Goal —
Leave out the pictures and copy the remaining records exactly.

::::::::::

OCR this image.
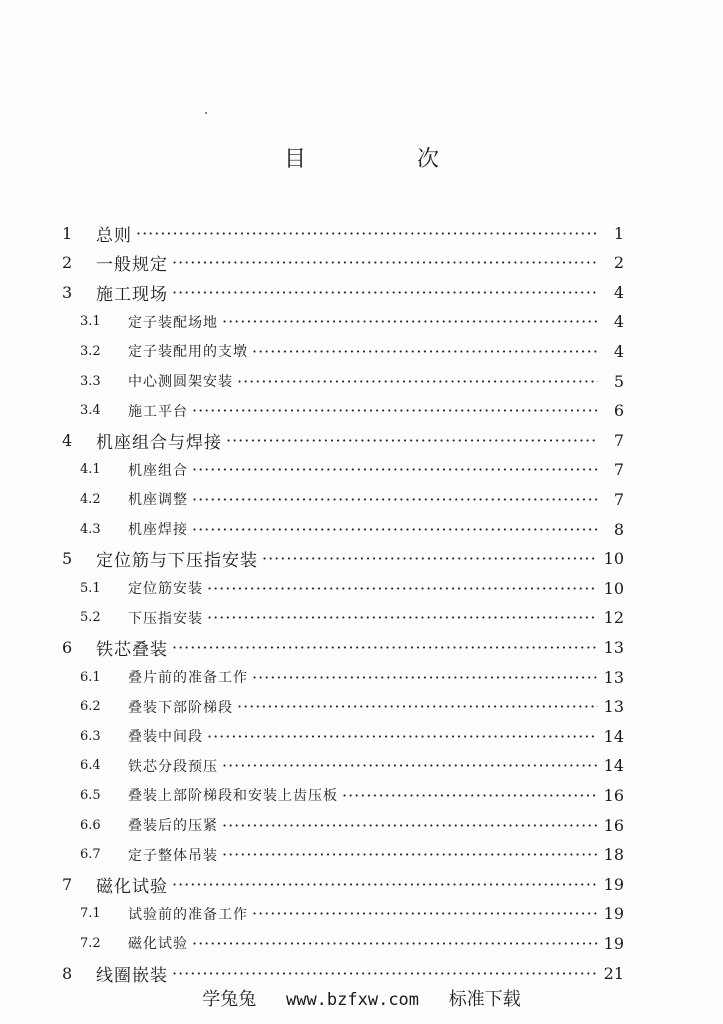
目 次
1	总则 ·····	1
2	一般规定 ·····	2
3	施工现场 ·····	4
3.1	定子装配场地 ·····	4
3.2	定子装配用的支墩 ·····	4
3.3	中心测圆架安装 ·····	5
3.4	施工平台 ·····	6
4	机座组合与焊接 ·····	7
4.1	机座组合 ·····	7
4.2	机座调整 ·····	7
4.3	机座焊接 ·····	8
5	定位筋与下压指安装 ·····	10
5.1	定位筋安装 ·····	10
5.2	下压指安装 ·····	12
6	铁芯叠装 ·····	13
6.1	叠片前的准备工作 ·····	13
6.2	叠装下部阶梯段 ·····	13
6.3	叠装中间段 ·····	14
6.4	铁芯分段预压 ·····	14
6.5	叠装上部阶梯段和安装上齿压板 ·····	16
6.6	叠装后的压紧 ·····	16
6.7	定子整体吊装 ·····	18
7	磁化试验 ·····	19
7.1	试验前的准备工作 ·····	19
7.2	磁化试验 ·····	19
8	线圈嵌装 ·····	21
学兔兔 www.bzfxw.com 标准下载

::::::::::

Solution below —
OCR this image.
目 次
1	总则 ·····	1
2	一般规定 ·····	2
3	施工现场 ·····	4
3.1	定子装配场地 ·····	4
3.2	定子装配用的支墩 ·····	4
3.3	中心测圆架安装 ·····	5
3.4	施工平台 ·····	6
4	机座组合与焊接 ·····	7
4.1	机座组合 ·····	7
4.2	机座调整 ·····	7
4.3	机座焊接 ·····	8
5	定位筋与下压指安装 ·····	10
5.1	定位筋安装 ·····	10
5.2	下压指安装 ·····	12
6	铁芯叠装 ·····	13
6.1	叠片前的准备工作 ·····	13
6.2	叠装下部阶梯段 ·····	13
6.3	叠装中间段 ·····	14
6.4	铁芯分段预压 ·····	14
6.5	叠装上部阶梯段和安装上齿压板 ·····	16
6.6	叠装后的压紧 ·····	16
6.7	定子整体吊装 ·····	18
7	磁化试验 ·····	19
7.1	试验前的准备工作 ·····	19
7.2	磁化试验 ·····	19
8	线圈嵌装 ·····	21
学兔兔 www.bzfxw.com 标准下载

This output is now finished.